■ **Given problem**
Provide an exact reproduction of every entry.

■ **Excerpted data**
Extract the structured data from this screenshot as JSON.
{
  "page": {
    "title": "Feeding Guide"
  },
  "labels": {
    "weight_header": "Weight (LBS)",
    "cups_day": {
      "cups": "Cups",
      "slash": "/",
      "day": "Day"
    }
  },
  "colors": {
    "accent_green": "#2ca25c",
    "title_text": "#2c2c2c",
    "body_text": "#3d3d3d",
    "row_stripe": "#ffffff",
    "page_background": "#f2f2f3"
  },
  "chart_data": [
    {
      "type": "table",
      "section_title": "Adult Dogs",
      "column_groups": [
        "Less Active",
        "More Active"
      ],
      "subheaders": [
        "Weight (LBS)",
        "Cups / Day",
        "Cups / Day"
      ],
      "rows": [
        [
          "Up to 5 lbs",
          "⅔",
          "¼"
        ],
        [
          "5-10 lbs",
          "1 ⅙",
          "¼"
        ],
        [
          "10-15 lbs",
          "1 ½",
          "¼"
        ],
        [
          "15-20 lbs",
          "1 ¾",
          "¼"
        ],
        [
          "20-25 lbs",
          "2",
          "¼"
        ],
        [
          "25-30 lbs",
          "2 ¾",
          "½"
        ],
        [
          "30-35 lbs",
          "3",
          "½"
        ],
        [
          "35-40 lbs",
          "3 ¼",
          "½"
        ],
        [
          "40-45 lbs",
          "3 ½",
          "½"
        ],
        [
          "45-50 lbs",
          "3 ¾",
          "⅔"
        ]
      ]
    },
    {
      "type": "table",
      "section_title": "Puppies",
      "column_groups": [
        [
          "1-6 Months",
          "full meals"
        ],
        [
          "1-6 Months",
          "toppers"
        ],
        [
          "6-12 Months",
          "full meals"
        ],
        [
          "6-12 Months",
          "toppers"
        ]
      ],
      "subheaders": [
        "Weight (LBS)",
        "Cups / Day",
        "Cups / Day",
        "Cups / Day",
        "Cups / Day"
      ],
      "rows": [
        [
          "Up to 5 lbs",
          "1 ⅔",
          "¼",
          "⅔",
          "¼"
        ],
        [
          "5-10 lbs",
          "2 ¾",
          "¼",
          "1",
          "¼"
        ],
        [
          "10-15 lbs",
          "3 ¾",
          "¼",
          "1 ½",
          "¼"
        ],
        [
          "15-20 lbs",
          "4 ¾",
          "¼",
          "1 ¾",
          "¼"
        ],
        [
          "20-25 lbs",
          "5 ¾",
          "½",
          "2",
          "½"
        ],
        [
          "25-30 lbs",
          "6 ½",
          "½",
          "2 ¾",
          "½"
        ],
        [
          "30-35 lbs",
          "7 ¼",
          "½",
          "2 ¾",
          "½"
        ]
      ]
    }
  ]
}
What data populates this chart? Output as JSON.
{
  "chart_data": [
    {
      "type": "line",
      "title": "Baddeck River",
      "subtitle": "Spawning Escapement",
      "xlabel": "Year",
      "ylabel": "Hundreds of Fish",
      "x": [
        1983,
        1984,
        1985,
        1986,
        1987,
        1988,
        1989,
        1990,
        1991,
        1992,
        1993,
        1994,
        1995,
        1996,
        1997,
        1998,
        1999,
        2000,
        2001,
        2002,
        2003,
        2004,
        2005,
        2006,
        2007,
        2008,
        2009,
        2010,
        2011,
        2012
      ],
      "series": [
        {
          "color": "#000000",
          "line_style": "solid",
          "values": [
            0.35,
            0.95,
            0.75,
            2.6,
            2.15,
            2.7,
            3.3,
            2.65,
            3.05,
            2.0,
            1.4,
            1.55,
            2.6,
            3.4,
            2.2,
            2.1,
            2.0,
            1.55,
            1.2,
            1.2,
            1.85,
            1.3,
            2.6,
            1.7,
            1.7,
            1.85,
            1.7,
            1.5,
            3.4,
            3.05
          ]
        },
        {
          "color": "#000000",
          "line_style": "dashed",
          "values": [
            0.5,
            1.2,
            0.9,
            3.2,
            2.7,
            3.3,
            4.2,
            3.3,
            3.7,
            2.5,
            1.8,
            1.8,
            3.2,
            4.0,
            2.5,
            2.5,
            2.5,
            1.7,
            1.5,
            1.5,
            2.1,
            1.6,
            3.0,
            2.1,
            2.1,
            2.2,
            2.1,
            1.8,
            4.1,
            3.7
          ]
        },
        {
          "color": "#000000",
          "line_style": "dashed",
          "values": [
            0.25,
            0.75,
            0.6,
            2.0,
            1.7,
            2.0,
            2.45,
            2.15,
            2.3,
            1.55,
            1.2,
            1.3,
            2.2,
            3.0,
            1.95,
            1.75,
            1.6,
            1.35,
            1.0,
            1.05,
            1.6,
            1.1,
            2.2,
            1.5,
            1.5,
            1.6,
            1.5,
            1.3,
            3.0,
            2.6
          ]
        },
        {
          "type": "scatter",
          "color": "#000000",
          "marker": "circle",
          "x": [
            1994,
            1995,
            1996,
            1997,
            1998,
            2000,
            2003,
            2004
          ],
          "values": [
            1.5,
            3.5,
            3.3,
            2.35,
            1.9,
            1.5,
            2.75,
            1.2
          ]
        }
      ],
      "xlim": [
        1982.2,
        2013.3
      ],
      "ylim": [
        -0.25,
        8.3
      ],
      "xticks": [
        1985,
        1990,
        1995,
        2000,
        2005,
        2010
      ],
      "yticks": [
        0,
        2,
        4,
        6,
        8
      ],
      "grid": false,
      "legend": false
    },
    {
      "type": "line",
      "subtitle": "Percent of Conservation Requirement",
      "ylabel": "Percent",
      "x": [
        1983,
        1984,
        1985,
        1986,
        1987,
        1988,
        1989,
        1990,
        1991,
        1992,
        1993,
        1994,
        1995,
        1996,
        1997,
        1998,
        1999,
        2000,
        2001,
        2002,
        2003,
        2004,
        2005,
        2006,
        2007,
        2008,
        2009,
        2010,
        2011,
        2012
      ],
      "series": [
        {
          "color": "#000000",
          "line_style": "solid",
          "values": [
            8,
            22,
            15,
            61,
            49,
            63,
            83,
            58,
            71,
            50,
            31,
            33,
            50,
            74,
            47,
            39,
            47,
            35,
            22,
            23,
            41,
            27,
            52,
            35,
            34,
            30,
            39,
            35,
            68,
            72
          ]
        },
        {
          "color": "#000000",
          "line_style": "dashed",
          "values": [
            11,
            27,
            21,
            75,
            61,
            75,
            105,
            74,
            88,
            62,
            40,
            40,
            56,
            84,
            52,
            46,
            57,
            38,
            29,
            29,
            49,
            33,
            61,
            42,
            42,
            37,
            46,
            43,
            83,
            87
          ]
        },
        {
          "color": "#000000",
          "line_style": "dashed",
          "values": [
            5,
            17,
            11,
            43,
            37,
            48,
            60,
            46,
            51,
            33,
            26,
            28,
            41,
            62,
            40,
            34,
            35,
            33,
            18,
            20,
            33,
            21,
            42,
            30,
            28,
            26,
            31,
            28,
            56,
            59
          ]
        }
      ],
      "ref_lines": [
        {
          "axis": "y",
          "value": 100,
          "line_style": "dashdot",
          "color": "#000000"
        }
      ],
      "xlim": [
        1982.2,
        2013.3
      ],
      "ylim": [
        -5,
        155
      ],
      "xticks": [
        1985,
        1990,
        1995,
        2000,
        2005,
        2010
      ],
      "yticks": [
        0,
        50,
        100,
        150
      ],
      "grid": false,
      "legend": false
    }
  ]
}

■ **Completed task**
Extract the structured data from this screenshot as JSON.
{
  "page": {
    "title": "Feeding Guide"
  },
  "labels": {
    "weight_header": "Weight (LBS)",
    "cups_day": {
      "cups": "Cups",
      "slash": "/",
      "day": "Day"
    }
  },
  "colors": {
    "accent_green": "#2ca25c",
    "title_text": "#2c2c2c",
    "body_text": "#3d3d3d",
    "row_stripe": "#ffffff",
    "page_background": "#f2f2f3"
  },
  "chart_data": [
    {
      "type": "table",
      "section_title": "Adult Dogs",
      "column_groups": [
        "Less Active",
        "More Active"
      ],
      "subheaders": [
        "Weight (LBS)",
        "Cups / Day",
        "Cups / Day"
      ],
      "rows": [
        [
          "Up to 5 lbs",
          "⅔",
          "¼"
        ],
        [
          "5-10 lbs",
          "1 ⅙",
          "¼"
        ],
        [
          "10-15 lbs",
          "1 ½",
          "¼"
        ],
        [
          "15-20 lbs",
          "1 ¾",
          "¼"
        ],
        [
          "20-25 lbs",
          "2",
          "¼"
        ],
        [
          "25-30 lbs",
          "2 ¾",
          "½"
        ],
        [
          "30-35 lbs",
          "3",
          "½"
        ],
        [
          "35-40 lbs",
          "3 ¼",
          "½"
        ],
        [
          "40-45 lbs",
          "3 ½",
          "½"
        ],
        [
          "45-50 lbs",
          "3 ¾",
          "⅔"
        ]
      ]
    },
    {
      "type": "table",
      "section_title": "Puppies",
      "column_groups": [
        [
          "1-6 Months",
          "full meals"
        ],
        [
          "1-6 Months",
          "toppers"
        ],
        [
          "6-12 Months",
          "full meals"
        ],
        [
          "6-12 Months",
          "toppers"
        ]
      ],
      "subheaders": [
        "Weight (LBS)",
        "Cups / Day",
        "Cups / Day",
        "Cups / Day",
        "Cups / Day"
      ],
      "rows": [
        [
          "Up to 5 lbs",
          "1 ⅔",
          "¼",
          "⅔",
          "¼"
        ],
        [
          "5-10 lbs",
          "2 ¾",
          "¼",
          "1",
          "¼"
        ],
        [
          "10-15 lbs",
          "3 ¾",
          "¼",
          "1 ½",
          "¼"
        ],
        [
          "15-20 lbs",
          "4 ¾",
          "¼",
          "1 ¾",
          "¼"
        ],
        [
          "20-25 lbs",
          "5 ¾",
          "½",
          "2",
          "½"
        ],
        [
          "25-30 lbs",
          "6 ½",
          "½",
          "2 ¾",
          "½"
        ],
        [
          "30-35 lbs",
          "7 ¼",
          "½",
          "2 ¾",
          "½"
        ]
      ]
    }
  ]
}
What data populates this chart? Output as JSON.
{
  "chart_data": [
    {
      "type": "line",
      "title": "Baddeck River",
      "subtitle": "Spawning Escapement",
      "xlabel": "Year",
      "ylabel": "Hundreds of Fish",
      "x": [
        1983,
        1984,
        1985,
        1986,
        1987,
        1988,
        1989,
        1990,
        1991,
        1992,
        1993,
        1994,
        1995,
        1996,
        1997,
        1998,
        1999,
        2000,
        2001,
        2002,
        2003,
        2004,
        2005,
        2006,
        2007,
        2008,
        2009,
        2010,
        2011,
        2012
      ],
      "series": [
        {
          "color": "#000000",
          "line_style": "solid",
          "values": [
            0.35,
            0.95,
            0.75,
            2.6,
            2.15,
            2.7,
            3.3,
            2.65,
            3.05,
            2.0,
            1.4,
            1.55,
            2.6,
            3.4,
            2.2,
            2.1,
            2.0,
            1.55,
            1.2,
            1.2,
            1.85,
            1.3,
            2.6,
            1.7,
            1.7,
            1.85,
            1.7,
            1.5,
            3.4,
            3.05
          ]
        },
        {
          "color": "#000000",
          "line_style": "dashed",
          "values": [
            0.5,
            1.2,
            0.9,
            3.2,
            2.7,
            3.3,
            4.2,
            3.3,
            3.7,
            2.5,
            1.8,
            1.8,
            3.2,
            4.0,
            2.5,
            2.5,
            2.5,
            1.7,
            1.5,
            1.5,
            2.1,
            1.6,
            3.0,
            2.1,
            2.1,
            2.2,
            2.1,
            1.8,
            4.1,
            3.7
          ]
        },
        {
          "color": "#000000",
          "line_style": "dashed",
          "values": [
            0.25,
            0.75,
            0.6,
            2.0,
            1.7,
            2.0,
            2.45,
            2.15,
            2.3,
            1.55,
            1.2,
            1.3,
            2.2,
            3.0,
            1.95,
            1.75,
            1.6,
            1.35,
            1.0,
            1.05,
            1.6,
            1.1,
            2.2,
            1.5,
            1.5,
            1.6,
            1.5,
            1.3,
            3.0,
            2.6
          ]
        },
        {
          "type": "scatter",
          "color": "#000000",
          "marker": "circle",
          "x": [
            1994,
            1995,
            1996,
            1997,
            1998,
            2000,
            2003,
            2004
          ],
          "values": [
            1.5,
            3.5,
            3.3,
            2.35,
            1.9,
            1.5,
            2.75,
            1.2
          ]
        }
      ],
      "xlim": [
        1982.2,
        2013.3
      ],
      "ylim": [
        -0.25,
        8.3
      ],
      "xticks": [
        1985,
        1990,
        1995,
        2000,
        2005,
        2010
      ],
      "yticks": [
        0,
        2,
        4,
        6,
        8
      ],
      "grid": false,
      "legend": false
    },
    {
      "type": "line",
      "subtitle": "Percent of Conservation Requirement",
      "ylabel": "Percent",
      "x": [
        1983,
        1984,
        1985,
        1986,
        1987,
        1988,
        1989,
        1990,
        1991,
        1992,
        1993,
        1994,
        1995,
        1996,
        1997,
        1998,
        1999,
        2000,
        2001,
        2002,
        2003,
        2004,
        2005,
        2006,
        2007,
        2008,
        2009,
        2010,
        2011,
        2012
      ],
      "series": [
        {
          "color": "#000000",
          "line_style": "solid",
          "values": [
            8,
            22,
            15,
            61,
            49,
            63,
            83,
            58,
            71,
            50,
            31,
            33,
            50,
            74,
            47,
            39,
            47,
            35,
            22,
            23,
            41,
            27,
            52,
            35,
            34,
            30,
            39,
            35,
            68,
            72
          ]
        },
        {
          "color": "#000000",
          "line_style": "dashed",
          "values": [
            11,
            27,
            21,
            75,
            61,
            75,
            105,
            74,
            88,
            62,
            40,
            40,
            56,
            84,
            52,
            46,
            57,
            38,
            29,
            29,
            49,
            33,
            61,
            42,
            42,
            37,
            46,
            43,
            83,
            87
          ]
        },
        {
          "color": "#000000",
          "line_style": "dashed",
          "values": [
            5,
            17,
            11,
            43,
            37,
            48,
            60,
            46,
            51,
            33,
            26,
            28,
            41,
            62,
            40,
            34,
            35,
            33,
            18,
            20,
            33,
            21,
            42,
            30,
            28,
            26,
            31,
            28,
            56,
            59
          ]
        }
      ],
      "ref_lines": [
        {
          "axis": "y",
          "value": 100,
          "line_style": "dashdot",
          "color": "#000000"
        }
      ],
      "xlim": [
        1982.2,
        2013.3
      ],
      "ylim": [
        -5,
        155
      ],
      "xticks": [
        1985,
        1990,
        1995,
        2000,
        2005,
        2010
      ],
      "yticks": [
        0,
        50,
        100,
        150
      ],
      "grid": false,
      "legend": false
    }
  ]
}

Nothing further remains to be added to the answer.